Wednesday, January 27, 2016

Seven Days into a Break.

This is the first thing I've written since my last blog entry.

First and foremost, thank you all for the helpful comments and kind words on that entry.  I can be a very... driven sort of person about the things that mean the most to me, and writing is and has been the only thing I've ever wanted to do with my life for longer than I can remember.  With that in mind, and considering my determination to keep pressing forward, it took someone else suggesting I take a break for me to really consider the idea.

It sounds insane to me now that I actually write it out, but I've never claimed to be a wholly rational being.  Actually, I think I lost any claim to be a wholly rational being when I started saying "I keep universes in my head" when people ask me why I remember so many things.

But yes.  I realized that y'all were right, and put myself on a much-needed break; I will resume writing on February first.  This has been a very strange week.  For the first few days, I didn't know what to do with myself when my usual writing time came around and I had to make myself not try to work on something.  I've taken days off before, but that's different.

++++

PROBLEM DETAILS
Continue the blog post about taking a week off from writing, picking up after its last sentence.

MATERIAL

++++

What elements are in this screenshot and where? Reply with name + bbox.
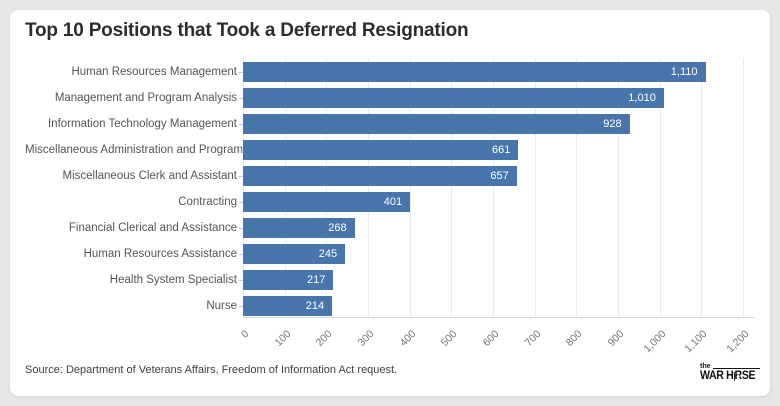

++++

THE REPLY
Taking the break, though, has given me some mental space and distance, so I've been able to take a better look at how I work and see how I could do things better.  And yes, I've seen some things about myself that I don't like.  >_<

For instance, I have real trouble letting go of ideas.  As I sort of said in the last entry, a lot of the frustration I've been dealing with comes from trying to find ways to make things work.  While I love it when a story or character just shows up in my head fully-formed, that doesn't happen nearly often enough, so most of my plotting time is spent trying to get the images and character bits and snatches of plot to come together into an actual story.  And I have a major tendency to think of something new and immediately try to slap something or someone that already exists in my head into that new idea.

This is why I've written Shiloh & Alexi in so many books and in so many different incarnations.  Also because I love them and love writing them, but that's different.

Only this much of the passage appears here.